- _What is required_
Collect all lines from the records below that include the word "Santos".

-- begin Data to process --

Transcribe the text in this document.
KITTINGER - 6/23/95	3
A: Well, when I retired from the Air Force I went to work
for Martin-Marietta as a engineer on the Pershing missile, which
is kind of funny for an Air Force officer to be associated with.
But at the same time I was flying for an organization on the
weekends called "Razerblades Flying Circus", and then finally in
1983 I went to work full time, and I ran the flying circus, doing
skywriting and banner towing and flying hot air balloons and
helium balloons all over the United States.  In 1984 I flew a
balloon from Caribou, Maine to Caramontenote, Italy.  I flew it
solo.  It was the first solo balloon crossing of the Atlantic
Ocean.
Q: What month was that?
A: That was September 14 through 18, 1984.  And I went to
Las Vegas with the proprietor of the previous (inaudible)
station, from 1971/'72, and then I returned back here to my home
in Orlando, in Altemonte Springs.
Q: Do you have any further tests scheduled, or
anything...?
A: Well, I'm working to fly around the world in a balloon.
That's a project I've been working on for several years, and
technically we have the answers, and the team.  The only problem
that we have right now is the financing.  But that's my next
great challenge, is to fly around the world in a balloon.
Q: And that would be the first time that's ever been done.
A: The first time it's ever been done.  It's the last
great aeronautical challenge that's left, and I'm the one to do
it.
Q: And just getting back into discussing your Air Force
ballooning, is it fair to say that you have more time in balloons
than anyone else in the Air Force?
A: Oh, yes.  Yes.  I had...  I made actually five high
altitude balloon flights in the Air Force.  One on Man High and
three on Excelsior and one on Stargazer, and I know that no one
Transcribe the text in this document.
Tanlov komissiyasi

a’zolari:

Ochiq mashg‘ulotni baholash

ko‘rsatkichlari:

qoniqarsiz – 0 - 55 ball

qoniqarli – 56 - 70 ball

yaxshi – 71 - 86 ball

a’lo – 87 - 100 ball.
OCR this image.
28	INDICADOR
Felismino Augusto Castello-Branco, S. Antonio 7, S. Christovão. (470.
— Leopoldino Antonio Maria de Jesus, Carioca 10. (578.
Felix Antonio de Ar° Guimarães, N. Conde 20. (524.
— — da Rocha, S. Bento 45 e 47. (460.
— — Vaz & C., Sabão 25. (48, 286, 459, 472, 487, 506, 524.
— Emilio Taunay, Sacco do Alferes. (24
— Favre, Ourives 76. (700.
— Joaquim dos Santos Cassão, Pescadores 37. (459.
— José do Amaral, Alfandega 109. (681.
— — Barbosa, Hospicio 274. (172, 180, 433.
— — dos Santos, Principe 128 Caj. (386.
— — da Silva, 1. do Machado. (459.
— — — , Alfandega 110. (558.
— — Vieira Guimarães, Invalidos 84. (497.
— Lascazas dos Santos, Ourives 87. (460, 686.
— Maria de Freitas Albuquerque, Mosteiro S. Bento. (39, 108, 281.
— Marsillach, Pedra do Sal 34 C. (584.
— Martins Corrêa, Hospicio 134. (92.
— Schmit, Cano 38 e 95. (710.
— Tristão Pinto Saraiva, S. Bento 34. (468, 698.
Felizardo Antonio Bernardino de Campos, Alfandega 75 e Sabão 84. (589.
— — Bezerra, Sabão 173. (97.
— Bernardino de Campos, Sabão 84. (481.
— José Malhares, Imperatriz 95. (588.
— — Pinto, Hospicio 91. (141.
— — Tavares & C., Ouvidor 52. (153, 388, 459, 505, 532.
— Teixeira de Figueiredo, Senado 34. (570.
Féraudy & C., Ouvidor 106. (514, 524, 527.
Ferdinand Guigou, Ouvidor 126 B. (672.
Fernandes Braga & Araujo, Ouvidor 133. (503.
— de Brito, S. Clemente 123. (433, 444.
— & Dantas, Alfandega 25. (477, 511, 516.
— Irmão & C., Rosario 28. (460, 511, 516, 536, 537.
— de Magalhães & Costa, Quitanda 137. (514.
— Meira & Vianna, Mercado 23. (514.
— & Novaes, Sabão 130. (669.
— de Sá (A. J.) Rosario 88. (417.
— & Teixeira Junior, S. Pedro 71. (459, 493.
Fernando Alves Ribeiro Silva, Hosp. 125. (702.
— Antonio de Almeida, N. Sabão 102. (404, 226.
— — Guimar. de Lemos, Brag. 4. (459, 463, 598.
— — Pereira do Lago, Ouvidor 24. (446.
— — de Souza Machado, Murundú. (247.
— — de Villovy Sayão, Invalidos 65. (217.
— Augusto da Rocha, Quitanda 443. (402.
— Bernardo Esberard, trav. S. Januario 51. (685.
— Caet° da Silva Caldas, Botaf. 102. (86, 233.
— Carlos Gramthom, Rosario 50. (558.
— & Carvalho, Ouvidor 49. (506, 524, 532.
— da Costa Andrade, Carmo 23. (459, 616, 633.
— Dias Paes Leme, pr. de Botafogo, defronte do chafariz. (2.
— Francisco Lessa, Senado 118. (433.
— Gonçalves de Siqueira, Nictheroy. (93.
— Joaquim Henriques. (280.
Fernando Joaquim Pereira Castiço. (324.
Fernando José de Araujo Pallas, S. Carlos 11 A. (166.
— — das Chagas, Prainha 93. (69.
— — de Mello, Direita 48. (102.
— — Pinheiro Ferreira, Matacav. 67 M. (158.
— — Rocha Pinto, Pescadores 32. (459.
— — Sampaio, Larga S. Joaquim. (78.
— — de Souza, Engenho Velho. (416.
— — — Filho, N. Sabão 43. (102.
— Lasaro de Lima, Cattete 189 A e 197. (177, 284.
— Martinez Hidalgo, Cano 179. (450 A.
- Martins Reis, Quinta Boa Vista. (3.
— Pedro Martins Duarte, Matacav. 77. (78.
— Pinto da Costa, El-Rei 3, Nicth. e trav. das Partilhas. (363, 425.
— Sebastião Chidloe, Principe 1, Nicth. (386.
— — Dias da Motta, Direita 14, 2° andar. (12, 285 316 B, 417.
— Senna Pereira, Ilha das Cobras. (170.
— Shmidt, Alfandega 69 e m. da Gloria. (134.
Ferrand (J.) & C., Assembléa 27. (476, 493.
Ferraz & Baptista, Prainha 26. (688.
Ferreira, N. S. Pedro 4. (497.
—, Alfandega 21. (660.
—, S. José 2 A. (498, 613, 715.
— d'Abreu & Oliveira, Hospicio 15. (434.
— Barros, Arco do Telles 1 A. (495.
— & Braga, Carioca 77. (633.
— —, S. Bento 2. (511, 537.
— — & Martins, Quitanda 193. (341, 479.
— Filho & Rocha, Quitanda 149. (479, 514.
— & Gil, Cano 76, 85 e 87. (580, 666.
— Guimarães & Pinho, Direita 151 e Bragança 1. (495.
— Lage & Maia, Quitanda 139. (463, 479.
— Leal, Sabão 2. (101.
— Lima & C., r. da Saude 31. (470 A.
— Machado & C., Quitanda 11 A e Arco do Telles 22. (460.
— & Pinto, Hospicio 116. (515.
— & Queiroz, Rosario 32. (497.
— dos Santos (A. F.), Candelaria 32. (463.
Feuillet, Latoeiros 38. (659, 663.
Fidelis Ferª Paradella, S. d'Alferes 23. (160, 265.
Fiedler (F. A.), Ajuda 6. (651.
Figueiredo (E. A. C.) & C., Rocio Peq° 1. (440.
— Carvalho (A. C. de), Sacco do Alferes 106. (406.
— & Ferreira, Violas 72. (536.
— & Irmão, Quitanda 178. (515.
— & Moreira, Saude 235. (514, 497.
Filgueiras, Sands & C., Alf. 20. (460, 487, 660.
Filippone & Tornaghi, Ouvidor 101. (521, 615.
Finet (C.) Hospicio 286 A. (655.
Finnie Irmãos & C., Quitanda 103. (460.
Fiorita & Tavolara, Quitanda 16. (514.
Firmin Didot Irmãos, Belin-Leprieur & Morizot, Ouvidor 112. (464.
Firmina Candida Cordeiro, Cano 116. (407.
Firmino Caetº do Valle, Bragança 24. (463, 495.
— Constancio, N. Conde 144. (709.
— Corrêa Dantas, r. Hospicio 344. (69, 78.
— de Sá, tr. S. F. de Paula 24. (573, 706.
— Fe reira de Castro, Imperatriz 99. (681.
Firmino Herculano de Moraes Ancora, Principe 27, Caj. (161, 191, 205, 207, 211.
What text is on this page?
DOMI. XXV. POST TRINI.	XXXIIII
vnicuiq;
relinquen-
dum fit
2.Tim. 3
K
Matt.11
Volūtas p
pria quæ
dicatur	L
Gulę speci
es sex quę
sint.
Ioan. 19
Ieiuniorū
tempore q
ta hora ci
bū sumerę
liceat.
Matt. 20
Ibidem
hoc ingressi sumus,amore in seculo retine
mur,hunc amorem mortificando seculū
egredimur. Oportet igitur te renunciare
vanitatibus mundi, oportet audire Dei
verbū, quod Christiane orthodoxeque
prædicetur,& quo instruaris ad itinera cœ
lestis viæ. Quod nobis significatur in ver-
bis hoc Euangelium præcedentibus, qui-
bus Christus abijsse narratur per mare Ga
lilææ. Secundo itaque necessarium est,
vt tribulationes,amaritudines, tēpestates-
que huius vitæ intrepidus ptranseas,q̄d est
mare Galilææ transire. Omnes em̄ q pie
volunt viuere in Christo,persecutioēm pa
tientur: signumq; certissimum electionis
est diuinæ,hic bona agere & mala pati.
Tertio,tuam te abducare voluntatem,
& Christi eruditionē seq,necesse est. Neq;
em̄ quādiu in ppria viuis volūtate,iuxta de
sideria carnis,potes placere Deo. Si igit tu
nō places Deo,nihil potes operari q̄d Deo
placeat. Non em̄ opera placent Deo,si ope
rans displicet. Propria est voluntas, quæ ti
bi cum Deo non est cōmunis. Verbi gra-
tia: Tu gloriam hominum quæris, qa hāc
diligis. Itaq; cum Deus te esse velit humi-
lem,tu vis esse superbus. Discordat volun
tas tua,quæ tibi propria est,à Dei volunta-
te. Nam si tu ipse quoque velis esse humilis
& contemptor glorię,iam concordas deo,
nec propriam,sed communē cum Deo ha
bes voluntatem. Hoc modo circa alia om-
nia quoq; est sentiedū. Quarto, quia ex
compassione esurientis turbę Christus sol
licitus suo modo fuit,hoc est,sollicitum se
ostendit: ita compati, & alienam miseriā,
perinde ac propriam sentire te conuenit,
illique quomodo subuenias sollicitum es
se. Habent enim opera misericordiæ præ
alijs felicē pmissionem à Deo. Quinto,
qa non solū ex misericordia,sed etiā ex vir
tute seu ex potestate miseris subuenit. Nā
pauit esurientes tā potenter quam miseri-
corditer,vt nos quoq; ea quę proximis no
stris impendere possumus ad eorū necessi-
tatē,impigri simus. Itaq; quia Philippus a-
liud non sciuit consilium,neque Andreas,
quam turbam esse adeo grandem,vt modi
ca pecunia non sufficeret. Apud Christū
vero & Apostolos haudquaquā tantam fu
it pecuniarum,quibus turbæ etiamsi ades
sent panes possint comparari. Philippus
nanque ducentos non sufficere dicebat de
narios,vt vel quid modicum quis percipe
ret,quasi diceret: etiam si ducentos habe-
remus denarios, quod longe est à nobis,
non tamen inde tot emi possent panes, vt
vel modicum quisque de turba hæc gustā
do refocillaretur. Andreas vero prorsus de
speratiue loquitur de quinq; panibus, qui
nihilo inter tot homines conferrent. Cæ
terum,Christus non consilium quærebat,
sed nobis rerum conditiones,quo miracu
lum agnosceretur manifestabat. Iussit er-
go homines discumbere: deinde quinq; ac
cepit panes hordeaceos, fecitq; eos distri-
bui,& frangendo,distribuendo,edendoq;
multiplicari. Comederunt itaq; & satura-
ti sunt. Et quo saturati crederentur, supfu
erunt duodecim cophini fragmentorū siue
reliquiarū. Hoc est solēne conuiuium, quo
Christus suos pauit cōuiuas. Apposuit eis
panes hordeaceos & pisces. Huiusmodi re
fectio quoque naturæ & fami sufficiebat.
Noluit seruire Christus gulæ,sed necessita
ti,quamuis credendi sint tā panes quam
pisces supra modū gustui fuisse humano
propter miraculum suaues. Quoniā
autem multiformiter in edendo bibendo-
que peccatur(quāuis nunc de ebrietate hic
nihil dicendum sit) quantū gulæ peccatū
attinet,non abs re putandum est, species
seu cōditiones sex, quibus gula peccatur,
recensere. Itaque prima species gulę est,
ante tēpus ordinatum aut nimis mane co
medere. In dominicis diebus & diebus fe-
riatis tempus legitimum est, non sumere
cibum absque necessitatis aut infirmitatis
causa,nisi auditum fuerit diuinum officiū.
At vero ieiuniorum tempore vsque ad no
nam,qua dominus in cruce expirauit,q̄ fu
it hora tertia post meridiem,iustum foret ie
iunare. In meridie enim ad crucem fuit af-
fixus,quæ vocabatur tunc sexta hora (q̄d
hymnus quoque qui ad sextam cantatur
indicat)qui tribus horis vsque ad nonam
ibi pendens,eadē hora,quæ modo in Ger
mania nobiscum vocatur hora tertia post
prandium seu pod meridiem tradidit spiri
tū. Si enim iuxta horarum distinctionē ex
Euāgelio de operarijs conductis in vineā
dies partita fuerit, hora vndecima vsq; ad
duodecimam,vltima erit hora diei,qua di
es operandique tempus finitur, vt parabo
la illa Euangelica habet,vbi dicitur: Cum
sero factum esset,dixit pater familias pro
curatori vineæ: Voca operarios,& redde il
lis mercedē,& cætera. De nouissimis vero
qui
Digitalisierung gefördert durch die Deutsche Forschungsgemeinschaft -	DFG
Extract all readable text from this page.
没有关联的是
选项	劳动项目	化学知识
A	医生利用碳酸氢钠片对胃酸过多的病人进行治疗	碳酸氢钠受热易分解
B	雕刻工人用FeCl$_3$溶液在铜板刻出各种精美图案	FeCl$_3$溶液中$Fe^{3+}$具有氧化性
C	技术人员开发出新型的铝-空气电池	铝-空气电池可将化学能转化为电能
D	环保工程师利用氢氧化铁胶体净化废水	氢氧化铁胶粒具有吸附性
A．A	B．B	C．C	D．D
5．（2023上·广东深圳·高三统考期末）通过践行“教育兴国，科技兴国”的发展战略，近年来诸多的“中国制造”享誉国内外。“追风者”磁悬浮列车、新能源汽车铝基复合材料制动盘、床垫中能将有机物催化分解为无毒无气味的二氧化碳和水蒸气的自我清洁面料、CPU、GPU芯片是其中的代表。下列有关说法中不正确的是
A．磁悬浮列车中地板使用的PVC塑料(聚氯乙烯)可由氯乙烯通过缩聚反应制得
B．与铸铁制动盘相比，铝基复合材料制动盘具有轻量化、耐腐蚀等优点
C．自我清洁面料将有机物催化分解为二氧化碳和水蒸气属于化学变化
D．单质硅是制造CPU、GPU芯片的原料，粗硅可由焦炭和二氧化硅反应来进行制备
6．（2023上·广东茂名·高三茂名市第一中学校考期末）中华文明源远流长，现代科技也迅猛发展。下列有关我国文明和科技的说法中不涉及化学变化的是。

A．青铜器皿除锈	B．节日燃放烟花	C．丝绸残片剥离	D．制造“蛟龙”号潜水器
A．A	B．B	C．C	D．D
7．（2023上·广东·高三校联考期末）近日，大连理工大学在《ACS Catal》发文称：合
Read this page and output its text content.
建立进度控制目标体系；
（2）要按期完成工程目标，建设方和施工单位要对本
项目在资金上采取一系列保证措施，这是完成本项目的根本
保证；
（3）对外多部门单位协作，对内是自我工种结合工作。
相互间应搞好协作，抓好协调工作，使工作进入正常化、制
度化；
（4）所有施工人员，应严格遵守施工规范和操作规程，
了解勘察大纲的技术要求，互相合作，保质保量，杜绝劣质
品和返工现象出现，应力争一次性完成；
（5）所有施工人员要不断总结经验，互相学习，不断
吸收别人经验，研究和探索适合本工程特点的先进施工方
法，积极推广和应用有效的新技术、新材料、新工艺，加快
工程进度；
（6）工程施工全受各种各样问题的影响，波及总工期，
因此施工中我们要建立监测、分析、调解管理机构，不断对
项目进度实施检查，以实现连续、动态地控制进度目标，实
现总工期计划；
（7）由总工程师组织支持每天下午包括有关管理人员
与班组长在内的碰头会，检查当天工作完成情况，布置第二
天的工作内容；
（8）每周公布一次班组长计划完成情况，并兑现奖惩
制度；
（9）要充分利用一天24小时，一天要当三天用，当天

-- end Data to process --

- _Correct result_
— Joaquim dos Santos Cassão, Pescadores 37. (459.
— — dos Santos, Principe 128 Caj. (386.
— Lascazas dos Santos, Ourives 87. (460, 686.
— dos Santos (A. F.), Candelaria 32. (463.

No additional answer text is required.